The data:
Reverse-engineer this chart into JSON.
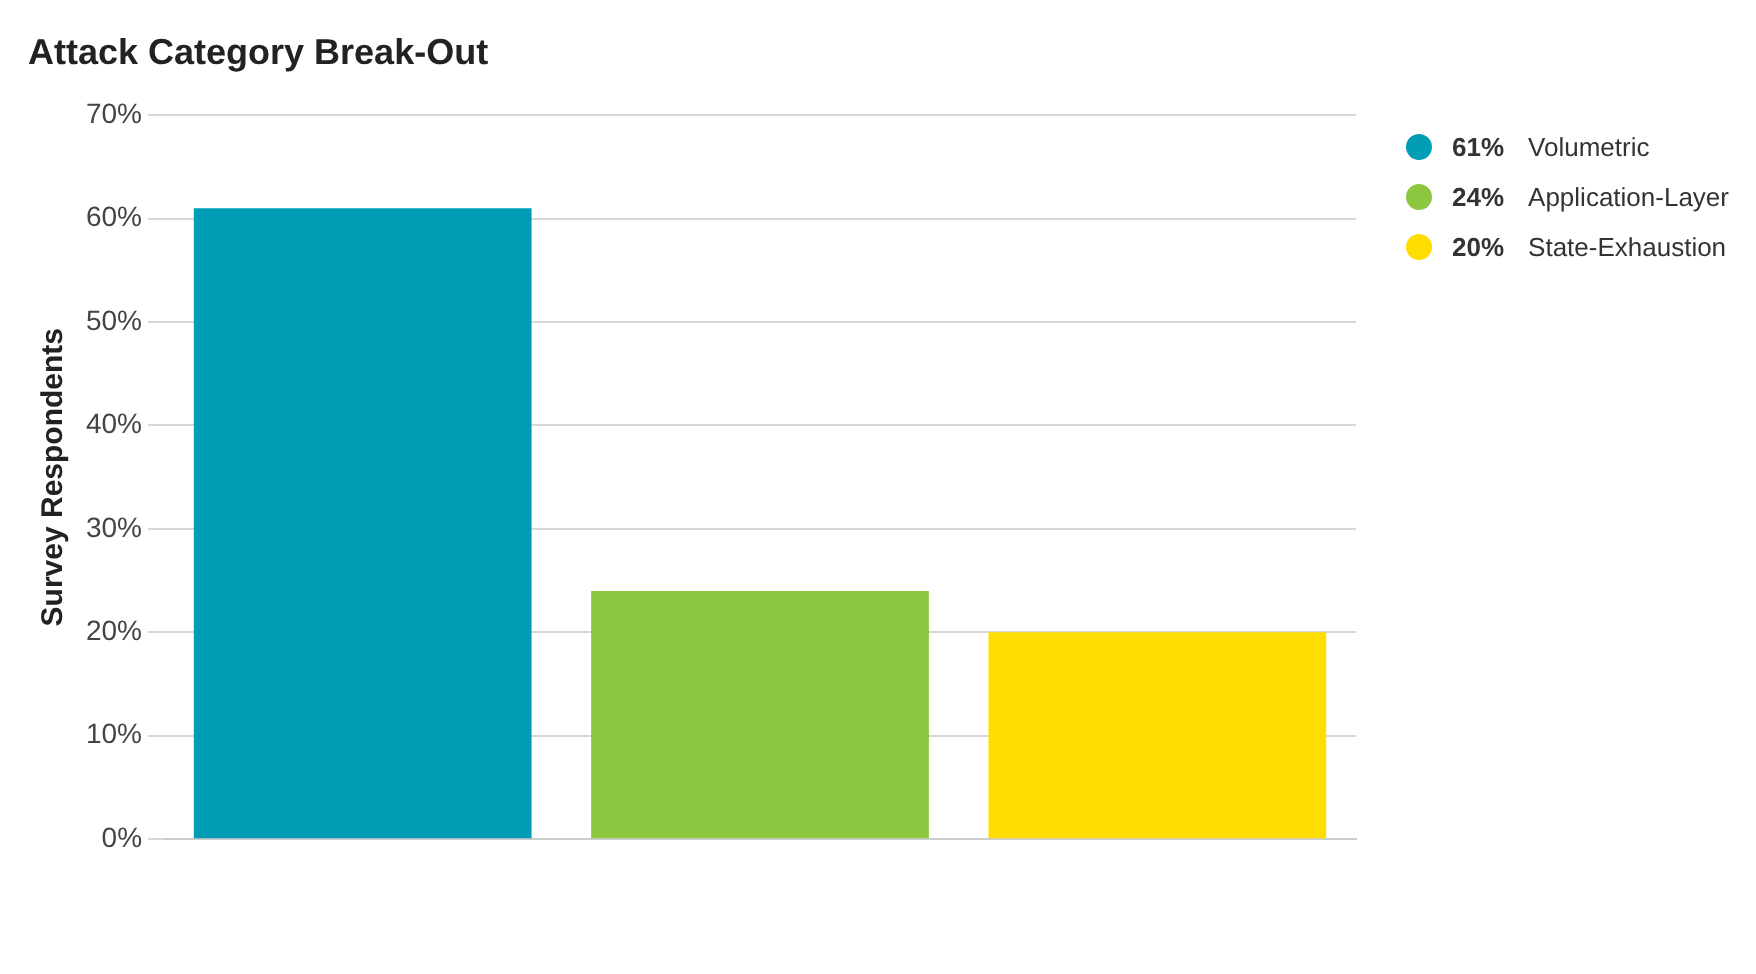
{
  "chart_data": {
    "type": "bar",
    "title": "Attack Category Break-Out",
    "ylabel": "Survey Respondents",
    "categories": [
      null,
      null,
      null
    ],
    "series": [
      {
        "name": "Volumetric",
        "color": "#009db5",
        "values": [
          61,
          null,
          null
        ]
      },
      {
        "name": "Application-Layer",
        "color": "#8dc63f",
        "values": [
          null,
          24,
          null
        ]
      },
      {
        "name": "State-Exhaustion",
        "color": "#ffdd00",
        "values": [
          null,
          null,
          20
        ]
      }
    ],
    "annotations": [
      "61%",
      "24%",
      "20%"
    ],
    "ylim": [
      0,
      70
    ],
    "yticks": [
      {
        "value": 0,
        "label": "0%"
      },
      {
        "value": 10,
        "label": "10%"
      },
      {
        "value": 20,
        "label": "20%"
      },
      {
        "value": 30,
        "label": "30%"
      },
      {
        "value": 40,
        "label": "40%"
      },
      {
        "value": 50,
        "label": "50%"
      },
      {
        "value": 60,
        "label": "60%"
      },
      {
        "value": 70,
        "label": "70%"
      }
    ],
    "grid": "y",
    "legend": "top right"
  }
}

What is needed: Retype every record above exactly as written, but leave out the pictures.

Solution for this exercise:
Reverse-engineer this chart into JSON.
{
  "chart_data": {
    "type": "bar",
    "title": "Attack Category Break-Out",
    "ylabel": "Survey Respondents",
    "categories": [
      null,
      null,
      null
    ],
    "series": [
      {
        "name": "Volumetric",
        "color": "#009db5",
        "values": [
          61,
          null,
          null
        ]
      },
      {
        "name": "Application-Layer",
        "color": "#8dc63f",
        "values": [
          null,
          24,
          null
        ]
      },
      {
        "name": "State-Exhaustion",
        "color": "#ffdd00",
        "values": [
          null,
          null,
          20
        ]
      }
    ],
    "annotations": [
      "61%",
      "24%",
      "20%"
    ],
    "ylim": [
      0,
      70
    ],
    "yticks": [
      {
        "value": 0,
        "label": "0%"
      },
      {
        "value": 10,
        "label": "10%"
      },
      {
        "value": 20,
        "label": "20%"
      },
      {
        "value": 30,
        "label": "30%"
      },
      {
        "value": 40,
        "label": "40%"
      },
      {
        "value": 50,
        "label": "50%"
      },
      {
        "value": 60,
        "label": "60%"
      },
      {
        "value": 70,
        "label": "70%"
      }
    ],
    "grid": "y",
    "legend": "top right"
  }
}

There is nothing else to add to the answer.